[Coordinate annotation records]
★ ★ ★ ★ ★ ★ ★

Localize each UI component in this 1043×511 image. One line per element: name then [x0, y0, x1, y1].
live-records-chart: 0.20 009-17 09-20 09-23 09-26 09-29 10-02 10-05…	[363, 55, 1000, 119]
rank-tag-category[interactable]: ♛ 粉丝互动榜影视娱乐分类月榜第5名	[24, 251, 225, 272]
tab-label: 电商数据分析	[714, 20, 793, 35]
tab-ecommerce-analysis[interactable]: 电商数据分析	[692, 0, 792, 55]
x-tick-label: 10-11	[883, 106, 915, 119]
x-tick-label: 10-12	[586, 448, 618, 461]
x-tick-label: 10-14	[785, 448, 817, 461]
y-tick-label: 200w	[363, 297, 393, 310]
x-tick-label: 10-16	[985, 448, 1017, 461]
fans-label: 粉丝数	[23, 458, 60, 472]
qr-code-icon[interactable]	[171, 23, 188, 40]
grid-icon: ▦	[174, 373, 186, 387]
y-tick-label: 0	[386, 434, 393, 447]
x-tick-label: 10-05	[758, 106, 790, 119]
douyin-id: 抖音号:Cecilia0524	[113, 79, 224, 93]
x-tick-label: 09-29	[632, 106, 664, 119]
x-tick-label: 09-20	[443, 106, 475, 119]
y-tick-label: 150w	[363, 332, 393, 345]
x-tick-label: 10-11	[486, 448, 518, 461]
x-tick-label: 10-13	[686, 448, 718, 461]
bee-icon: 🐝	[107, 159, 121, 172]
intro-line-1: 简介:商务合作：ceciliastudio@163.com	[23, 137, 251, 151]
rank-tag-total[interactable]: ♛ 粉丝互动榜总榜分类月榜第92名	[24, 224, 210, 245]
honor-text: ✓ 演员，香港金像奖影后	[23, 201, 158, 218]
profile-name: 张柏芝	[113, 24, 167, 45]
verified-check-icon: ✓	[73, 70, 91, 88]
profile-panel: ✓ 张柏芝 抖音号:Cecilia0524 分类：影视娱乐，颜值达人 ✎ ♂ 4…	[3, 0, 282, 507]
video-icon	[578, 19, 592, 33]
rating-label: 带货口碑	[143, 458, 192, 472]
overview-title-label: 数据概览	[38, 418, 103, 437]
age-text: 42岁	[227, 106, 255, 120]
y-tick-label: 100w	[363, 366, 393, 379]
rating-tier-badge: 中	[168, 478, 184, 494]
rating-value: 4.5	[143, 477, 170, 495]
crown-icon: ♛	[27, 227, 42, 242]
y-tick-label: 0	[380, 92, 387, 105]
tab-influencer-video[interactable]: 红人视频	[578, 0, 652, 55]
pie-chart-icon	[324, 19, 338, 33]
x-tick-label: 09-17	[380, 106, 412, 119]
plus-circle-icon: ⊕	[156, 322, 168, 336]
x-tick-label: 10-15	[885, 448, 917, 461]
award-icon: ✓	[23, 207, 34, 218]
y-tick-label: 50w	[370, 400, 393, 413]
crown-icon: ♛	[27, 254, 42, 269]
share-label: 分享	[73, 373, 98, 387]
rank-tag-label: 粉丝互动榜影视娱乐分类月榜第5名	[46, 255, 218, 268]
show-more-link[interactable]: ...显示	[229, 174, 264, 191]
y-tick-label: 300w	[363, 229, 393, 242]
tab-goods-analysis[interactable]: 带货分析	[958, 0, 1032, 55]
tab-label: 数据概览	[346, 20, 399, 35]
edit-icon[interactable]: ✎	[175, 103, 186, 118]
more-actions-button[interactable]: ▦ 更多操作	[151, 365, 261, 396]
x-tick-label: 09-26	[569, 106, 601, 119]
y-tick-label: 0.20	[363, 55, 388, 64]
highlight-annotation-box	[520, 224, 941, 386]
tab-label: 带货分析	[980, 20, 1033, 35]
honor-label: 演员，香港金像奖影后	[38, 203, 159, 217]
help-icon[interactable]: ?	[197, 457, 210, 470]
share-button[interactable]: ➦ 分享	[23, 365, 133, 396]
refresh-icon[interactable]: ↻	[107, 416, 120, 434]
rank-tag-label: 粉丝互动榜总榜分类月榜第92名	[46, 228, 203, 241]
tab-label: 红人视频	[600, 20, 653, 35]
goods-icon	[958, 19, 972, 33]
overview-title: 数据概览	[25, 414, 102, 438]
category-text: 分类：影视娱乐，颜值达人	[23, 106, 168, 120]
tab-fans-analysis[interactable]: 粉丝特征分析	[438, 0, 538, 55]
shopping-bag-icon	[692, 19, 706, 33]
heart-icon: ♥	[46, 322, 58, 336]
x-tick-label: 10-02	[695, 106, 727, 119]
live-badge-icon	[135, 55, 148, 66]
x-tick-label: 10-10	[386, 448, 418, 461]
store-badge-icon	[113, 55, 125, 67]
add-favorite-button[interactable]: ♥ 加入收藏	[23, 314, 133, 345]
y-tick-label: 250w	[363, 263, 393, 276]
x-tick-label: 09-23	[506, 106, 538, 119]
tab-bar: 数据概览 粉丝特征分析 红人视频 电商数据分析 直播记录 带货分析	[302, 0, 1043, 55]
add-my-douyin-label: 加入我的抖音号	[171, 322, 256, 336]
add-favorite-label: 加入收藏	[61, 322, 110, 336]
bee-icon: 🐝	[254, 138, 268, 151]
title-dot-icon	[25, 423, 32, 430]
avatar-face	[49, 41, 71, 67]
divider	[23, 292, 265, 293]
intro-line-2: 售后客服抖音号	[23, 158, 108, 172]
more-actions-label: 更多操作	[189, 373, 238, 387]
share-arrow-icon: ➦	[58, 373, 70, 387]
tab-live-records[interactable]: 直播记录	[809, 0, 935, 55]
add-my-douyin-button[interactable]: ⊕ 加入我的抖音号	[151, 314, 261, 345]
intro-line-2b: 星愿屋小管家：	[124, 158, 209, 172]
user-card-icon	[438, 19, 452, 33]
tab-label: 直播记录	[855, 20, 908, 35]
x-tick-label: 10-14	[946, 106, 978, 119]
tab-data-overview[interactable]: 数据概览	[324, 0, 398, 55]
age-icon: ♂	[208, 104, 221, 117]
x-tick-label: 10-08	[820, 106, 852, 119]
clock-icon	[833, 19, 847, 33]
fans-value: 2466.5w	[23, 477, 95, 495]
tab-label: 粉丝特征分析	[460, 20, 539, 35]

★ ★ ★ ★ ★ ★ ★

▶ **Aim**
Reproduce the items word for word, from the start through the line containing "448, 718, 461]", inclusive.

▶ **Exercise solution**
Localize each UI component in this 1043×511 image. One line per element: name then [x0, y0, x1, y1].
live-records-chart: 0.20 009-17 09-20 09-23 09-26 09-29 10-02 10-05…	[363, 55, 1000, 119]
rank-tag-category[interactable]: ♛ 粉丝互动榜影视娱乐分类月榜第5名	[24, 251, 225, 272]
tab-label: 电商数据分析	[714, 20, 793, 35]
tab-ecommerce-analysis[interactable]: 电商数据分析	[692, 0, 792, 55]
x-tick-label: 10-11	[883, 106, 915, 119]
x-tick-label: 10-12	[586, 448, 618, 461]
x-tick-label: 10-14	[785, 448, 817, 461]
y-tick-label: 200w	[363, 297, 393, 310]
x-tick-label: 10-16	[985, 448, 1017, 461]
fans-label: 粉丝数	[23, 458, 60, 472]
qr-code-icon[interactable]	[171, 23, 188, 40]
grid-icon: ▦	[174, 373, 186, 387]
y-tick-label: 0	[386, 434, 393, 447]
x-tick-label: 10-05	[758, 106, 790, 119]
douyin-id: 抖音号:Cecilia0524	[113, 79, 224, 93]
x-tick-label: 09-29	[632, 106, 664, 119]
x-tick-label: 09-20	[443, 106, 475, 119]
y-tick-label: 150w	[363, 332, 393, 345]
x-tick-label: 10-11	[486, 448, 518, 461]
x-tick-label: 10-13	[686, 448, 718, 461]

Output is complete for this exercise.